## The records
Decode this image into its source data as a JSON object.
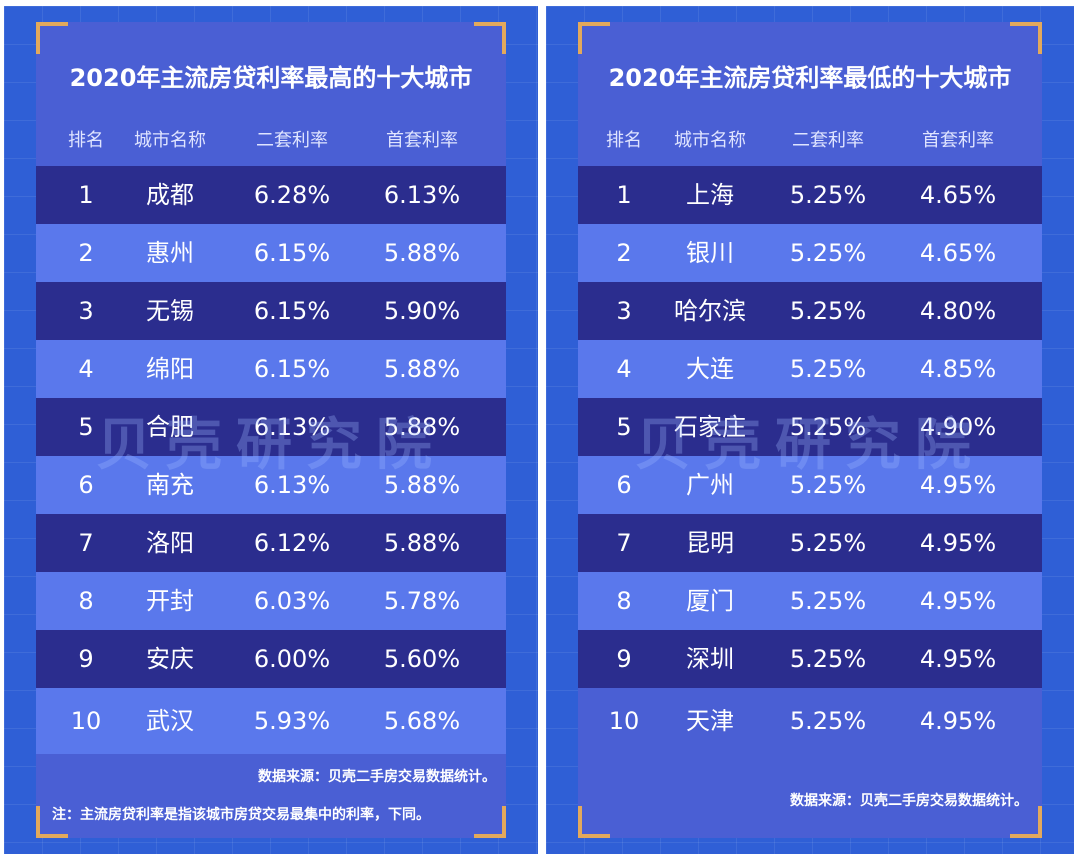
{
  "colors": {
    "background": "#2f5fd6",
    "card": "#4a5fd4",
    "row_dark": "#2b2d8e",
    "row_light": "#5a78ec",
    "corner_accent": "#e3a95c"
  },
  "left_panel": {
    "title": "2020年主流房贷利率最高的十大城市",
    "headers": [
      "排名",
      "城市名称",
      "二套利率",
      "首套利率"
    ],
    "rows": [
      {
        "rank": "1",
        "city": "成都",
        "second": "6.28%",
        "first": "6.13%"
      },
      {
        "rank": "2",
        "city": "惠州",
        "second": "6.15%",
        "first": "5.88%"
      },
      {
        "rank": "3",
        "city": "无锡",
        "second": "6.15%",
        "first": "5.90%"
      },
      {
        "rank": "4",
        "city": "绵阳",
        "second": "6.15%",
        "first": "5.88%"
      },
      {
        "rank": "5",
        "city": "合肥",
        "second": "6.13%",
        "first": "5.88%"
      },
      {
        "rank": "6",
        "city": "南充",
        "second": "6.13%",
        "first": "5.88%"
      },
      {
        "rank": "7",
        "city": "洛阳",
        "second": "6.12%",
        "first": "5.88%"
      },
      {
        "rank": "8",
        "city": "开封",
        "second": "6.03%",
        "first": "5.78%"
      },
      {
        "rank": "9",
        "city": "安庆",
        "second": "6.00%",
        "first": "5.60%"
      },
      {
        "rank": "10",
        "city": "武汉",
        "second": "5.93%",
        "first": "5.68%"
      }
    ],
    "watermark": "贝壳研究院",
    "source": "数据来源：贝壳二手房交易数据统计。",
    "note": "注：主流房贷利率是指该城市房贷交易最集中的利率，下同。"
  },
  "right_panel": {
    "title": "2020年主流房贷利率最低的十大城市",
    "headers": [
      "排名",
      "城市名称",
      "二套利率",
      "首套利率"
    ],
    "rows": [
      {
        "rank": "1",
        "city": "上海",
        "second": "5.25%",
        "first": "4.65%"
      },
      {
        "rank": "2",
        "city": "银川",
        "second": "5.25%",
        "first": "4.65%"
      },
      {
        "rank": "3",
        "city": "哈尔滨",
        "second": "5.25%",
        "first": "4.80%"
      },
      {
        "rank": "4",
        "city": "大连",
        "second": "5.25%",
        "first": "4.85%"
      },
      {
        "rank": "5",
        "city": "石家庄",
        "second": "5.25%",
        "first": "4.90%"
      },
      {
        "rank": "6",
        "city": "广州",
        "second": "5.25%",
        "first": "4.95%"
      },
      {
        "rank": "7",
        "city": "昆明",
        "second": "5.25%",
        "first": "4.95%"
      },
      {
        "rank": "8",
        "city": "厦门",
        "second": "5.25%",
        "first": "4.95%"
      },
      {
        "rank": "9",
        "city": "深圳",
        "second": "5.25%",
        "first": "4.95%"
      },
      {
        "rank": "10",
        "city": "天津",
        "second": "5.25%",
        "first": "4.95%"
      }
    ],
    "watermark": "贝壳研究院",
    "source": "数据来源：贝壳二手房交易数据统计。"
  }
}
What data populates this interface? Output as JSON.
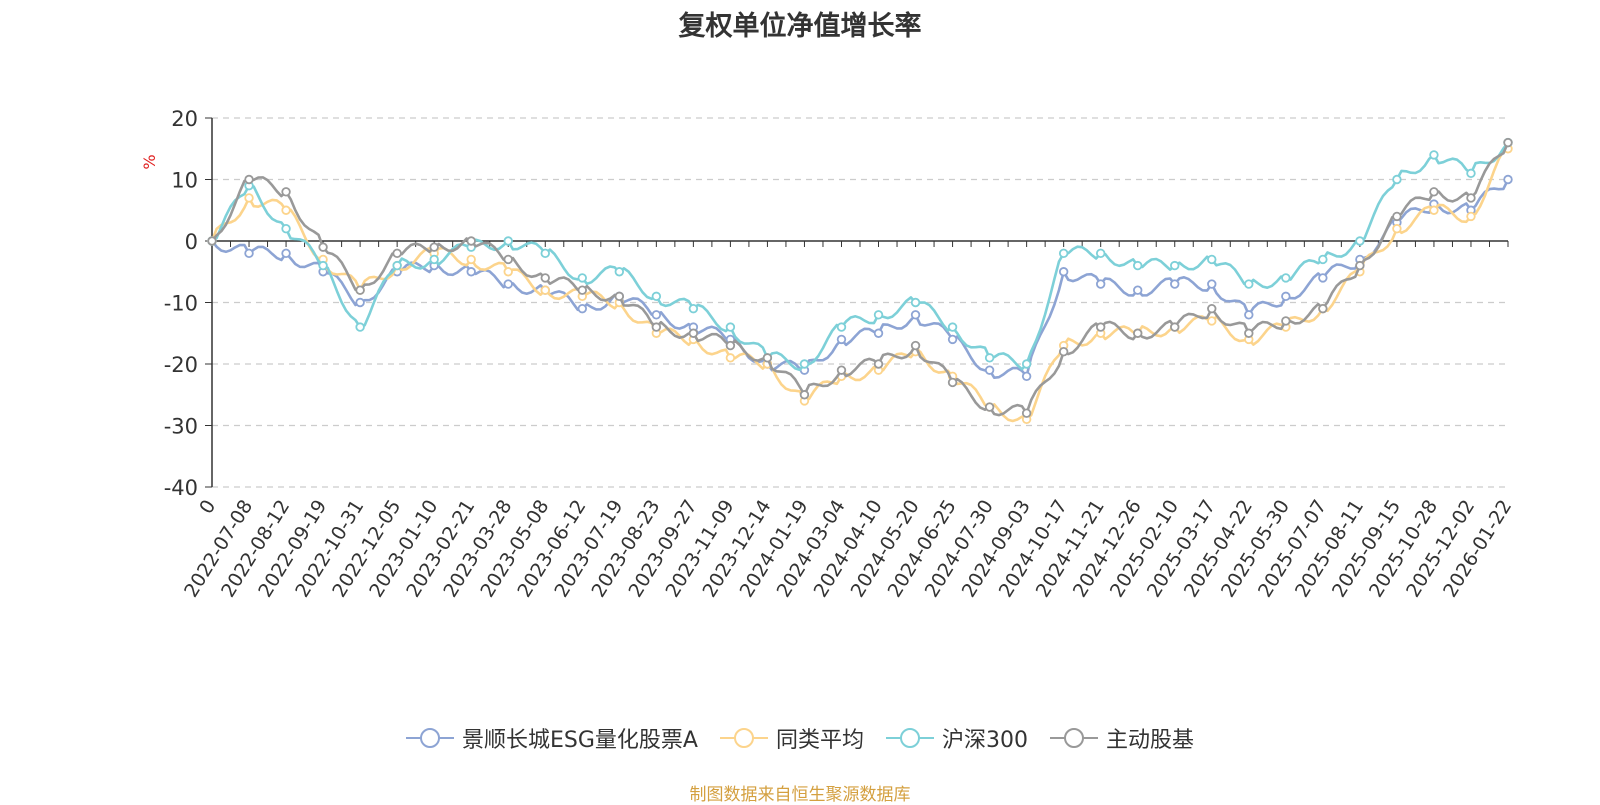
{
  "chart_data": {
    "type": "line",
    "title": "复权单位净值增长率",
    "ylabel": "%",
    "xlabel": "",
    "ylim": [
      -40,
      20
    ],
    "y_ticks": [
      20,
      10,
      0,
      -10,
      -20,
      -30,
      -40
    ],
    "grid": true,
    "legend_position": "bottom",
    "categories": [
      "0",
      "2022-07-08",
      "2022-08-12",
      "2022-09-19",
      "2022-10-31",
      "2022-12-05",
      "2023-01-10",
      "2023-02-21",
      "2023-03-28",
      "2023-05-08",
      "2023-06-12",
      "2023-07-19",
      "2023-08-23",
      "2023-09-27",
      "2023-11-09",
      "2023-12-14",
      "2024-01-19",
      "2024-03-04",
      "2024-04-10",
      "2024-05-20",
      "2024-06-25",
      "2024-07-30",
      "2024-09-03",
      "2024-10-17",
      "2024-11-21",
      "2024-12-26",
      "2025-02-10",
      "2025-03-17",
      "2025-04-22",
      "2025-05-30",
      "2025-07-07",
      "2025-08-11",
      "2025-09-15",
      "2025-10-28",
      "2025-12-02",
      "2026-01-22"
    ],
    "series": [
      {
        "name": "景顺长城ESG量化股票A",
        "color": "#8da4d4",
        "values": [
          0,
          -2,
          -2,
          -5,
          -10,
          -5,
          -4,
          -5,
          -7,
          -8,
          -11,
          -9,
          -12,
          -14,
          -16,
          -20,
          -21,
          -16,
          -15,
          -12,
          -16,
          -21,
          -22,
          -5,
          -7,
          -8,
          -7,
          -7,
          -12,
          -9,
          -6,
          -3,
          3,
          6,
          5,
          10
        ]
      },
      {
        "name": "同类平均",
        "color": "#fcd48c",
        "values": [
          0,
          7,
          5,
          -3,
          -8,
          -4,
          -2,
          -3,
          -5,
          -8,
          -9,
          -10,
          -15,
          -16,
          -19,
          -20,
          -26,
          -22,
          -21,
          -18,
          -22,
          -27,
          -29,
          -17,
          -15,
          -15,
          -14,
          -13,
          -16,
          -14,
          -11,
          -5,
          2,
          5,
          4,
          15
        ]
      },
      {
        "name": "沪深300",
        "color": "#7dd0d8",
        "values": [
          0,
          9,
          2,
          -4,
          -14,
          -4,
          -3,
          -1,
          0,
          -2,
          -6,
          -5,
          -9,
          -11,
          -14,
          -19,
          -20,
          -14,
          -12,
          -10,
          -14,
          -19,
          -20,
          -2,
          -2,
          -4,
          -4,
          -3,
          -7,
          -6,
          -3,
          0,
          10,
          14,
          11,
          16
        ]
      },
      {
        "name": "主动股基",
        "color": "#999999",
        "values": [
          0,
          10,
          8,
          -1,
          -8,
          -2,
          -1,
          0,
          -3,
          -6,
          -8,
          -9,
          -14,
          -15,
          -17,
          -19,
          -25,
          -21,
          -20,
          -17,
          -23,
          -27,
          -28,
          -18,
          -14,
          -15,
          -14,
          -11,
          -15,
          -13,
          -11,
          -4,
          4,
          8,
          7,
          16
        ]
      }
    ],
    "source": "制图数据来自恒生聚源数据库",
    "source_color": "#d4a040"
  }
}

## Directions for this task
Transcribe every entry word for word, but omit the pictures.

## Written response
Decode this image into its source data as a JSON object.
{
  "colors": {
    "background": "#2f5fd6",
    "card": "#4a5fd4",
    "row_dark": "#2b2d8e",
    "row_light": "#5a78ec",
    "corner_accent": "#e3a95c"
  },
  "left_panel": {
    "title": "2020年主流房贷利率最高的十大城市",
    "headers": [
      "排名",
      "城市名称",
      "二套利率",
      "首套利率"
    ],
    "rows": [
      {
        "rank": "1",
        "city": "成都",
        "second": "6.28%",
        "first": "6.13%"
      },
      {
        "rank": "2",
        "city": "惠州",
        "second": "6.15%",
        "first": "5.88%"
      },
      {
        "rank": "3",
        "city": "无锡",
        "second": "6.15%",
        "first": "5.90%"
      },
      {
        "rank": "4",
        "city": "绵阳",
        "second": "6.15%",
        "first": "5.88%"
      },
      {
        "rank": "5",
        "city": "合肥",
        "second": "6.13%",
        "first": "5.88%"
      },
      {
        "rank": "6",
        "city": "南充",
        "second": "6.13%",
        "first": "5.88%"
      },
      {
        "rank": "7",
        "city": "洛阳",
        "second": "6.12%",
        "first": "5.88%"
      },
      {
        "rank": "8",
        "city": "开封",
        "second": "6.03%",
        "first": "5.78%"
      },
      {
        "rank": "9",
        "city": "安庆",
        "second": "6.00%",
        "first": "5.60%"
      },
      {
        "rank": "10",
        "city": "武汉",
        "second": "5.93%",
        "first": "5.68%"
      }
    ],
    "watermark": "贝壳研究院",
    "source": "数据来源：贝壳二手房交易数据统计。",
    "note": "注：主流房贷利率是指该城市房贷交易最集中的利率，下同。"
  },
  "right_panel": {
    "title": "2020年主流房贷利率最低的十大城市",
    "headers": [
      "排名",
      "城市名称",
      "二套利率",
      "首套利率"
    ],
    "rows": [
      {
        "rank": "1",
        "city": "上海",
        "second": "5.25%",
        "first": "4.65%"
      },
      {
        "rank": "2",
        "city": "银川",
        "second": "5.25%",
        "first": "4.65%"
      },
      {
        "rank": "3",
        "city": "哈尔滨",
        "second": "5.25%",
        "first": "4.80%"
      },
      {
        "rank": "4",
        "city": "大连",
        "second": "5.25%",
        "first": "4.85%"
      },
      {
        "rank": "5",
        "city": "石家庄",
        "second": "5.25%",
        "first": "4.90%"
      },
      {
        "rank": "6",
        "city": "广州",
        "second": "5.25%",
        "first": "4.95%"
      },
      {
        "rank": "7",
        "city": "昆明",
        "second": "5.25%",
        "first": "4.95%"
      },
      {
        "rank": "8",
        "city": "厦门",
        "second": "5.25%",
        "first": "4.95%"
      },
      {
        "rank": "9",
        "city": "深圳",
        "second": "5.25%",
        "first": "4.95%"
      },
      {
        "rank": "10",
        "city": "天津",
        "second": "5.25%",
        "first": "4.95%"
      }
    ],
    "watermark": "贝壳研究院",
    "source": "数据来源：贝壳二手房交易数据统计。"
  }
}
What data populates this interface? Output as JSON.
{
  "chart_data": {
    "type": "line",
    "title": "复权单位净值增长率",
    "ylabel": "%",
    "xlabel": "",
    "ylim": [
      -40,
      20
    ],
    "y_ticks": [
      20,
      10,
      0,
      -10,
      -20,
      -30,
      -40
    ],
    "grid": true,
    "legend_position": "bottom",
    "categories": [
      "0",
      "2022-07-08",
      "2022-08-12",
      "2022-09-19",
      "2022-10-31",
      "2022-12-05",
      "2023-01-10",
      "2023-02-21",
      "2023-03-28",
      "2023-05-08",
      "2023-06-12",
      "2023-07-19",
      "2023-08-23",
      "2023-09-27",
      "2023-11-09",
      "2023-12-14",
      "2024-01-19",
      "2024-03-04",
      "2024-04-10",
      "2024-05-20",
      "2024-06-25",
      "2024-07-30",
      "2024-09-03",
      "2024-10-17",
      "2024-11-21",
      "2024-12-26",
      "2025-02-10",
      "2025-03-17",
      "2025-04-22",
      "2025-05-30",
      "2025-07-07",
      "2025-08-11",
      "2025-09-15",
      "2025-10-28",
      "2025-12-02",
      "2026-01-22"
    ],
    "series": [
      {
        "name": "景顺长城ESG量化股票A",
        "color": "#8da4d4",
        "values": [
          0,
          -2,
          -2,
          -5,
          -10,
          -5,
          -4,
          -5,
          -7,
          -8,
          -11,
          -9,
          -12,
          -14,
          -16,
          -20,
          -21,
          -16,
          -15,
          -12,
          -16,
          -21,
          -22,
          -5,
          -7,
          -8,
          -7,
          -7,
          -12,
          -9,
          -6,
          -3,
          3,
          6,
          5,
          10
        ]
      },
      {
        "name": "同类平均",
        "color": "#fcd48c",
        "values": [
          0,
          7,
          5,
          -3,
          -8,
          -4,
          -2,
          -3,
          -5,
          -8,
          -9,
          -10,
          -15,
          -16,
          -19,
          -20,
          -26,
          -22,
          -21,
          -18,
          -22,
          -27,
          -29,
          -17,
          -15,
          -15,
          -14,
          -13,
          -16,
          -14,
          -11,
          -5,
          2,
          5,
          4,
          15
        ]
      },
      {
        "name": "沪深300",
        "color": "#7dd0d8",
        "values": [
          0,
          9,
          2,
          -4,
          -14,
          -4,
          -3,
          -1,
          0,
          -2,
          -6,
          -5,
          -9,
          -11,
          -14,
          -19,
          -20,
          -14,
          -12,
          -10,
          -14,
          -19,
          -20,
          -2,
          -2,
          -4,
          -4,
          -3,
          -7,
          -6,
          -3,
          0,
          10,
          14,
          11,
          16
        ]
      },
      {
        "name": "主动股基",
        "color": "#999999",
        "values": [
          0,
          10,
          8,
          -1,
          -8,
          -2,
          -1,
          0,
          -3,
          -6,
          -8,
          -9,
          -14,
          -15,
          -17,
          -19,
          -25,
          -21,
          -20,
          -17,
          -23,
          -27,
          -28,
          -18,
          -14,
          -15,
          -14,
          -11,
          -15,
          -13,
          -11,
          -4,
          4,
          8,
          7,
          16
        ]
      }
    ],
    "source": "制图数据来自恒生聚源数据库",
    "source_color": "#d4a040"
  }
}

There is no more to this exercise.